**WHAT TO PRODUCE**
Where a line holds the word "NFTs", copy that line.

**DATA SUPPLIED**
>> start
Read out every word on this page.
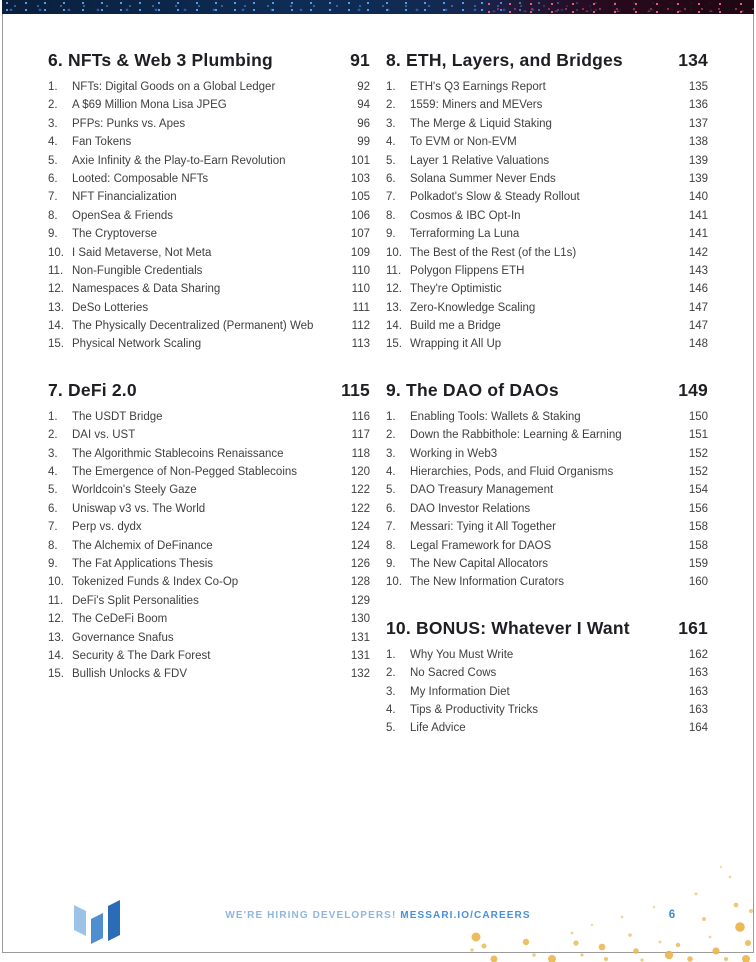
6. NFTs & Web 3 Plumbing	91
1.	NFTs: Digital Goods on a Global Ledger	92
2.	A $69 Million Mona Lisa JPEG	94
3.	PFPs: Punks vs. Apes	96
4.	Fan Tokens	99
5.	Axie Infinity & the Play-to-Earn Revolution	101
6.	Looted: Composable NFTs	103
7.	NFT Financialization	105
8.	OpenSea & Friends	106
9.	The Cryptoverse	107
10. I Said Metaverse, Not Meta	109
11. Non-Fungible Credentials	110
12. Namespaces & Data Sharing	110
13. DeSo Lotteries	111
14. The Physically Decentralized (Permanent) Web	112
15. Physical Network Scaling	113
7. DeFi 2.0	115
1.	The USDT Bridge	116
2.	DAI vs. UST	117
3.	The Algorithmic Stablecoins Renaissance	118
4.	The Emergence of Non-Pegged Stablecoins	120
5.	Worldcoin's Steely Gaze	122
6.	Uniswap v3 vs. The World	122
7.	Perp vs. dydx	124
8.	The Alchemix of DeFinance	124
9.	The Fat Applications Thesis	126
10. Tokenized Funds & Index Co-Op	128
11. DeFi's Split Personalities	129
12. The CeDeFi Boom	130
13. Governance Snafus	131
14. Security & The Dark Forest	131
15. Bullish Unlocks & FDV	132
8. ETH, Layers, and Bridges	134
1.	ETH's Q3 Earnings Report	135
2.	1559: Miners and MEVers	136
3.	The Merge & Liquid Staking	137
4.	To EVM or Non-EVM	138
5.	Layer 1 Relative Valuations	139
6.	Solana Summer Never Ends	139
7.	Polkadot's Slow & Steady Rollout	140
8.	Cosmos & IBC Opt-In	141
9.	Terraforming La Luna	141
10. The Best of the Rest (of the L1s)	142
11. Polygon Flippens ETH	143
12. They're Optimistic	146
13. Zero-Knowledge Scaling	147
14. Build me a Bridge	147
15. Wrapping it All Up	148
9. The DAO of DAOs	149
1.	Enabling Tools: Wallets & Staking	150
2.	Down the Rabbithole: Learning & Earning	151
3.	Working in Web3	152
4.	Hierarchies, Pods, and Fluid Organisms	152
5.	DAO Treasury Management	154
6.	DAO Investor Relations	156
7.	Messari: Tying it All Together	158
8.	Legal Framework for DAOS	158
9.	The New Capital Allocators	159
10. The New Information Curators	160
10. BONUS: Whatever I Want	161
1.	Why You Must Write	162
2.	No Sacred Cows	163
3.	My Information Diet	163
4.	Tips & Productivity Tricks	163
5.	Life Advice	164
WE'RE HIRING DEVELOPERS! MESSARI.IO/CAREERS	6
>> end
**CORRECT ANSWER**
6. NFTs & Web 3 Plumbing	91
1.	NFTs: Digital Goods on a Global Ledger	92
6.	Looted: Composable NFTs	103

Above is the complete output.